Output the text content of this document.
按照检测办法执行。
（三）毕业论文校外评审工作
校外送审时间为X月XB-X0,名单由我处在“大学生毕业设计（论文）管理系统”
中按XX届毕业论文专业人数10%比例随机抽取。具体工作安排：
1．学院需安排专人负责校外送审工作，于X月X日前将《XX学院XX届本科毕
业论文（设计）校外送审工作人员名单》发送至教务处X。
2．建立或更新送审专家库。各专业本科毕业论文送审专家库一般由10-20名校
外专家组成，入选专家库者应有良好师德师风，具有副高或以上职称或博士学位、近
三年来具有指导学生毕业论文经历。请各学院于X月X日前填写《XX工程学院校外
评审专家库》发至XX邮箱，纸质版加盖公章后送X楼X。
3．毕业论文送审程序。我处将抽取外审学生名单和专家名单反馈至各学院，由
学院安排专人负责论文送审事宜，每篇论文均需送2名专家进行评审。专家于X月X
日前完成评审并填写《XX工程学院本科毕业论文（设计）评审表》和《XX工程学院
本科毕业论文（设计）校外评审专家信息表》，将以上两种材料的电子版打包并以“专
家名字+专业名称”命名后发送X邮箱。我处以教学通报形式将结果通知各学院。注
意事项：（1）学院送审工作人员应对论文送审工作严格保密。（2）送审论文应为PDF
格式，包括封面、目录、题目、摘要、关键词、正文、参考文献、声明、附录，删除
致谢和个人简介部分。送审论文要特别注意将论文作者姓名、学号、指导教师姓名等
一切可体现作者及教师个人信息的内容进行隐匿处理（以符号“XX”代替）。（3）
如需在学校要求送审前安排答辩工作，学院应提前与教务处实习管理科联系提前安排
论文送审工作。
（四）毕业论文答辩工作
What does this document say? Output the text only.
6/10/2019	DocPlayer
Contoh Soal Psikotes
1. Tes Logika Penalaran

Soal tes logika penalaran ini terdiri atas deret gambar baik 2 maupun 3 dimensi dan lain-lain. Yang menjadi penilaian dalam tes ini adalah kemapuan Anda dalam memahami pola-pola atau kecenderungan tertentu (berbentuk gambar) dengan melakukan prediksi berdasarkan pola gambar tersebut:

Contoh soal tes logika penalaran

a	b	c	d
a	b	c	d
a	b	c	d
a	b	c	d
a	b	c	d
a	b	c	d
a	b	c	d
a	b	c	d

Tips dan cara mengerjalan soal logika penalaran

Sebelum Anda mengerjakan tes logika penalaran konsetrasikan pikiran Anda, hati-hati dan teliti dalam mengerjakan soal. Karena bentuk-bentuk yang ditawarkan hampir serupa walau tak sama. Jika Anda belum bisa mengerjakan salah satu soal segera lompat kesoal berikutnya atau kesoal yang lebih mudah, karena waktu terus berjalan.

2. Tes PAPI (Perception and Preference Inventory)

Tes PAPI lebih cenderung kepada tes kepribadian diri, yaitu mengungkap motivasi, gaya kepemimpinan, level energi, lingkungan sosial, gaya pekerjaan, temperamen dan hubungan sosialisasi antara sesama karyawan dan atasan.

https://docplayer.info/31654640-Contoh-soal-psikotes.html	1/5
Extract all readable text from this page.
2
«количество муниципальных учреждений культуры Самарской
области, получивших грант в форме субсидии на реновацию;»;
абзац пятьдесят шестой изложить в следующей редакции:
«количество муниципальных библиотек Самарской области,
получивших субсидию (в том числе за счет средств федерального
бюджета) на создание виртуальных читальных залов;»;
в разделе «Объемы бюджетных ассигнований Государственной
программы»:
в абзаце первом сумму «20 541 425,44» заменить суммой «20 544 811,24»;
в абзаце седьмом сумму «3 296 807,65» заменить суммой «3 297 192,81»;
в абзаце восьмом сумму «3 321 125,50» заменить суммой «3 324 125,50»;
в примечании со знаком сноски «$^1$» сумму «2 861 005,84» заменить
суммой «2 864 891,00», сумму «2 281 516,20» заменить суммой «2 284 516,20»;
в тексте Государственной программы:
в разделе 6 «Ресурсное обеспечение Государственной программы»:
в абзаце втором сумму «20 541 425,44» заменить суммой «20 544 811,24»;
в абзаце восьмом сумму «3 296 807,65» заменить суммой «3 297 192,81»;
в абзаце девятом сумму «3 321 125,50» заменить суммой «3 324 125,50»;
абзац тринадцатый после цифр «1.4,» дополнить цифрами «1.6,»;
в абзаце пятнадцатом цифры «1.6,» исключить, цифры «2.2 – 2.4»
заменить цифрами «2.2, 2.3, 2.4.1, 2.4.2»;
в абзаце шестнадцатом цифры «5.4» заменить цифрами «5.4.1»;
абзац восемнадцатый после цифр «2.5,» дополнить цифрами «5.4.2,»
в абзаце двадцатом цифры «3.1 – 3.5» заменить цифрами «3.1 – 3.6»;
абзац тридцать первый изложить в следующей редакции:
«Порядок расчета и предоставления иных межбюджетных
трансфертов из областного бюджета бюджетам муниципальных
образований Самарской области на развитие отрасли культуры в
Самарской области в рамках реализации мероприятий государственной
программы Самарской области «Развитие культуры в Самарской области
--
- [Objective]: Find the word "сумму" and list each line it appears in.

- [Final answer]:
в абзаце первом сумму «20 541 425,44» заменить суммой «20 544 811,24»;
в абзаце седьмом сумму «3 296 807,65» заменить суммой «3 297 192,81»;
в абзаце восьмом сумму «3 321 125,50» заменить суммой «3 324 125,50»;
в примечании со знаком сноски «$^1$» сумму «2 861 005,84» заменить
суммой «2 864 891,00», сумму «2 281 516,20» заменить суммой «2 284 516,20»;
в абзаце втором сумму «20 541 425,44» заменить суммой «20 544 811,24»;
в абзаце восьмом сумму «3 296 807,65» заменить суммой «3 297 192,81»;
в абзаце девятом сумму «3 321 125,50» заменить суммой «3 324 125,50»;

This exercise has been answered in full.